Select the lines of the records containing the word "gross" and list them.

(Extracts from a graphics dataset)

━━━━━━━━━━

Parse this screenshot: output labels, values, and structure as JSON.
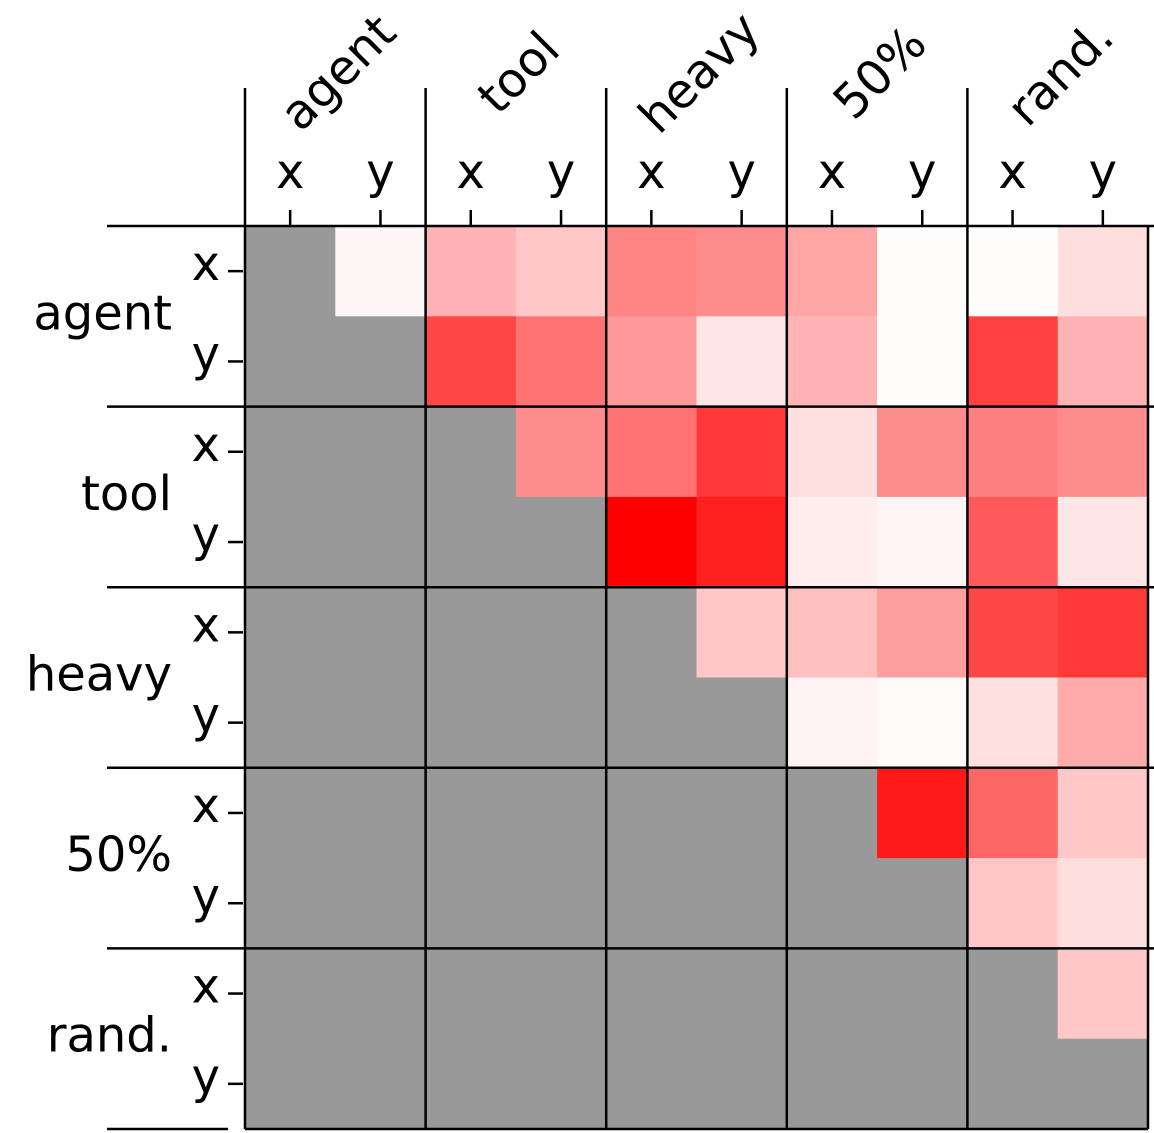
{
  "chart_data": {
    "type": "heatmap",
    "groups": [
      "agent",
      "tool",
      "heavy",
      "50%",
      "rand."
    ],
    "sublabels": [
      "x",
      "y"
    ],
    "values": [
      [
        null,
        0.03,
        0.3,
        0.22,
        0.48,
        0.45,
        0.35,
        0.01,
        0.01,
        0.13
      ],
      [
        null,
        null,
        0.72,
        0.55,
        0.4,
        0.1,
        0.3,
        0.01,
        0.75,
        0.3
      ],
      [
        null,
        null,
        null,
        0.45,
        0.55,
        0.78,
        0.12,
        0.45,
        0.5,
        0.45
      ],
      [
        null,
        null,
        null,
        null,
        1.0,
        0.88,
        0.07,
        0.04,
        0.65,
        0.1
      ],
      [
        null,
        null,
        null,
        null,
        null,
        0.22,
        0.25,
        0.38,
        0.72,
        0.78
      ],
      [
        null,
        null,
        null,
        null,
        null,
        null,
        0.05,
        0.02,
        0.12,
        0.33
      ],
      [
        null,
        null,
        null,
        null,
        null,
        null,
        null,
        0.9,
        0.6,
        0.22
      ],
      [
        null,
        null,
        null,
        null,
        null,
        null,
        null,
        null,
        0.22,
        0.13
      ],
      [
        null,
        null,
        null,
        null,
        null,
        null,
        null,
        null,
        null,
        0.22
      ],
      [
        null,
        null,
        null,
        null,
        null,
        null,
        null,
        null,
        null,
        null
      ]
    ],
    "vlim": [
      0,
      1
    ],
    "low_color": "#ffffff",
    "high_color": "#ff0000",
    "missing_color": "#999999"
  }
}
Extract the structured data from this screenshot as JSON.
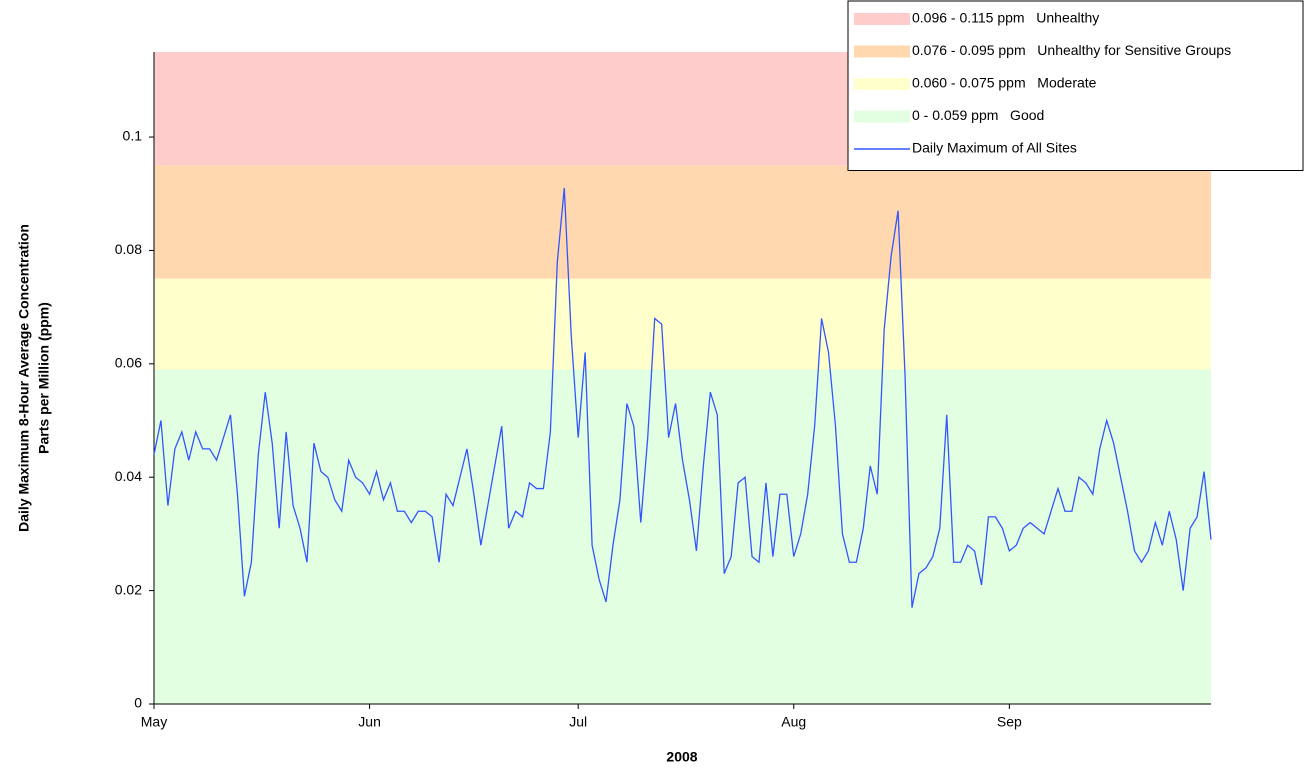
{
  "chart_data": {
    "type": "line",
    "xlabel": "2008",
    "ylabel": [
      "Daily Maximum 8-Hour Average Concentration",
      "Parts per Million (ppm)"
    ],
    "categories": [
      "May",
      null,
      null,
      null,
      null,
      null,
      null,
      null,
      null,
      null,
      null,
      null,
      null,
      null,
      null,
      null,
      null,
      null,
      null,
      null,
      null,
      null,
      null,
      null,
      null,
      null,
      null,
      null,
      null,
      null,
      null,
      "Jun",
      null,
      null,
      null,
      null,
      null,
      null,
      null,
      null,
      null,
      null,
      null,
      null,
      null,
      null,
      null,
      null,
      null,
      null,
      null,
      null,
      null,
      null,
      null,
      null,
      null,
      null,
      null,
      null,
      null,
      "Jul",
      null,
      null,
      null,
      null,
      null,
      null,
      null,
      null,
      null,
      null,
      null,
      null,
      null,
      null,
      null,
      null,
      null,
      null,
      null,
      null,
      null,
      null,
      null,
      null,
      null,
      null,
      null,
      null,
      null,
      null,
      "Aug",
      null,
      null,
      null,
      null,
      null,
      null,
      null,
      null,
      null,
      null,
      null,
      null,
      null,
      null,
      null,
      null,
      null,
      null,
      null,
      null,
      null,
      null,
      null,
      null,
      null,
      null,
      null,
      null,
      null,
      null,
      "Sep",
      null,
      null,
      null,
      null,
      null,
      null,
      null,
      null,
      null,
      null,
      null,
      null,
      null,
      null,
      null,
      null,
      null,
      null,
      null,
      null,
      null,
      null,
      null,
      null,
      null,
      null,
      null,
      null,
      null
    ],
    "bands": [
      {
        "name": "0.096 - 0.115 ppm   Unhealthy",
        "color": "#ffcccc",
        "range": [
          0.095,
          0.115
        ]
      },
      {
        "name": "0.076 - 0.095 ppm   Unhealthy for Sensitive Groups",
        "color": "#ffd8b0",
        "range": [
          0.075,
          0.095
        ]
      },
      {
        "name": "0.060 - 0.075 ppm   Moderate",
        "color": "#ffffcc",
        "range": [
          0.059,
          0.075
        ]
      },
      {
        "name": "0 - 0.059 ppm   Good",
        "color": "#e2ffe2",
        "range": [
          0,
          0.059
        ]
      }
    ],
    "series": [
      {
        "name": "Daily Maximum of All Sites",
        "color": "#3355ff",
        "values": [
          0.044,
          0.05,
          0.035,
          0.045,
          0.048,
          0.043,
          0.048,
          0.045,
          0.045,
          0.043,
          0.047,
          0.051,
          0.037,
          0.019,
          0.025,
          0.044,
          0.055,
          0.046,
          0.031,
          0.048,
          0.035,
          0.031,
          0.025,
          0.046,
          0.041,
          0.04,
          0.036,
          0.034,
          0.043,
          0.04,
          0.039,
          0.037,
          0.041,
          0.036,
          0.039,
          0.034,
          0.034,
          0.032,
          0.034,
          0.034,
          0.033,
          0.025,
          0.037,
          0.035,
          0.04,
          0.045,
          0.037,
          0.028,
          0.035,
          0.042,
          0.049,
          0.031,
          0.034,
          0.033,
          0.039,
          0.038,
          0.038,
          0.048,
          0.078,
          0.091,
          0.065,
          0.047,
          0.062,
          0.028,
          0.022,
          0.018,
          0.028,
          0.036,
          0.053,
          0.049,
          0.032,
          0.047,
          0.068,
          0.067,
          0.047,
          0.053,
          0.043,
          0.036,
          0.027,
          0.042,
          0.055,
          0.051,
          0.023,
          0.026,
          0.039,
          0.04,
          0.026,
          0.025,
          0.039,
          0.026,
          0.037,
          0.037,
          0.026,
          0.03,
          0.037,
          0.049,
          0.068,
          0.062,
          0.049,
          0.03,
          0.025,
          0.025,
          0.031,
          0.042,
          0.037,
          0.066,
          0.079,
          0.087,
          0.058,
          0.017,
          0.023,
          0.024,
          0.026,
          0.031,
          0.051,
          0.025,
          0.025,
          0.028,
          0.027,
          0.021,
          0.033,
          0.033,
          0.031,
          0.027,
          0.028,
          0.031,
          0.032,
          0.031,
          0.03,
          0.034,
          0.038,
          0.034,
          0.034,
          0.04,
          0.039,
          0.037,
          0.045,
          0.05,
          0.046,
          0.04,
          0.034,
          0.027,
          0.025,
          0.027,
          0.032,
          0.028,
          0.034,
          0.029,
          0.02,
          0.031,
          0.033,
          0.041,
          0.029
        ]
      }
    ],
    "ylim": [
      0,
      0.115
    ],
    "yticks": [
      0,
      0.02,
      0.04,
      0.06,
      0.08,
      0.1
    ],
    "legend": "top right"
  }
}
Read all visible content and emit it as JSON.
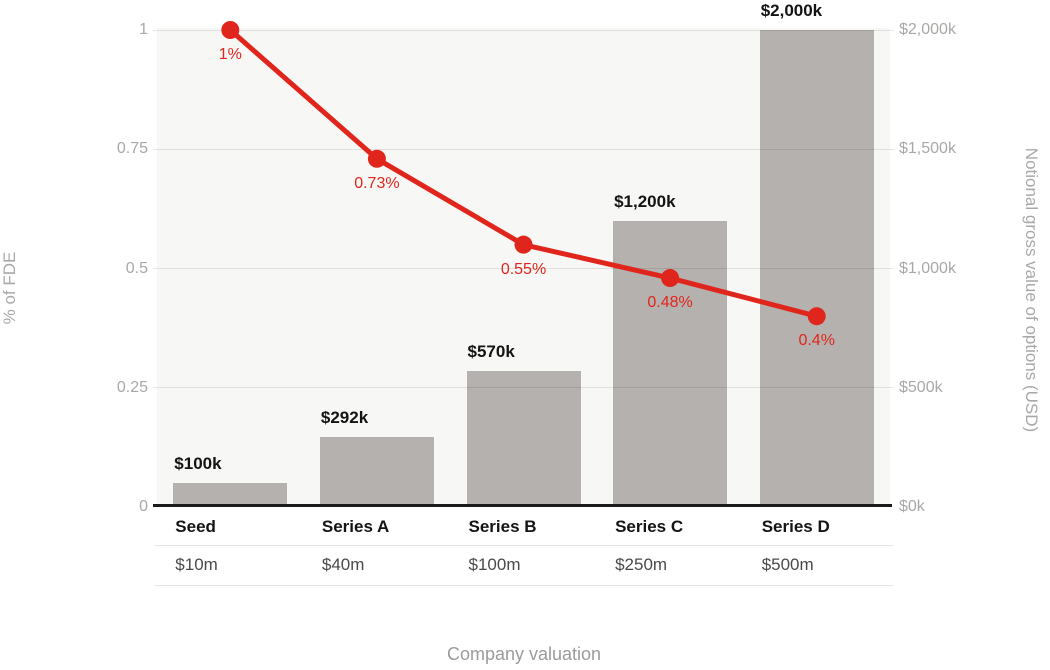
{
  "chart_data": {
    "type": "combo",
    "categories": [
      "Seed",
      "Series A",
      "Series B",
      "Series C",
      "Series D"
    ],
    "category_values": [
      "$10m",
      "$40m",
      "$100m",
      "$250m",
      "$500m"
    ],
    "series": [
      {
        "name": "Notional gross value of options (USD)",
        "type": "bar",
        "axis": "right",
        "values": [
          100,
          292,
          570,
          1200,
          2000
        ],
        "labels": [
          "$100k",
          "$292k",
          "$570k",
          "$1,200k",
          "$2,000k"
        ],
        "color": "#b5b1ae"
      },
      {
        "name": "% of FDE",
        "type": "line",
        "axis": "left",
        "values": [
          1,
          0.73,
          0.55,
          0.48,
          0.4
        ],
        "labels": [
          "1%",
          "0.73%",
          "0.55%",
          "0.48%",
          "0.4%"
        ],
        "color": "#e0261c"
      }
    ],
    "left_axis": {
      "title": "% of FDE",
      "ticks": [
        "0",
        "0.25",
        "0.5",
        "0.75",
        "1"
      ],
      "range": [
        0,
        1
      ]
    },
    "right_axis": {
      "title": "Notional gross value of options (USD)",
      "ticks": [
        "$0k",
        "$500k",
        "$1,000k",
        "$1,500k",
        "$2,000k"
      ],
      "range": [
        0,
        2000
      ]
    },
    "xlabel": "Company valuation",
    "grid": true,
    "legend": false
  },
  "colors": {
    "panel_background": "#f7f7f5",
    "bar": "#b5b1ae",
    "line": "#e0261c",
    "axis_text": "#a9a8a6",
    "dark_text": "#141414",
    "table_value_text": "#4b4a48",
    "footer_text": "#9c9b99"
  }
}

━━━━━━━━━━

- Task solution
        "name": "Notional gross value of options (USD)",
      "title": "Notional gross value of options (USD)",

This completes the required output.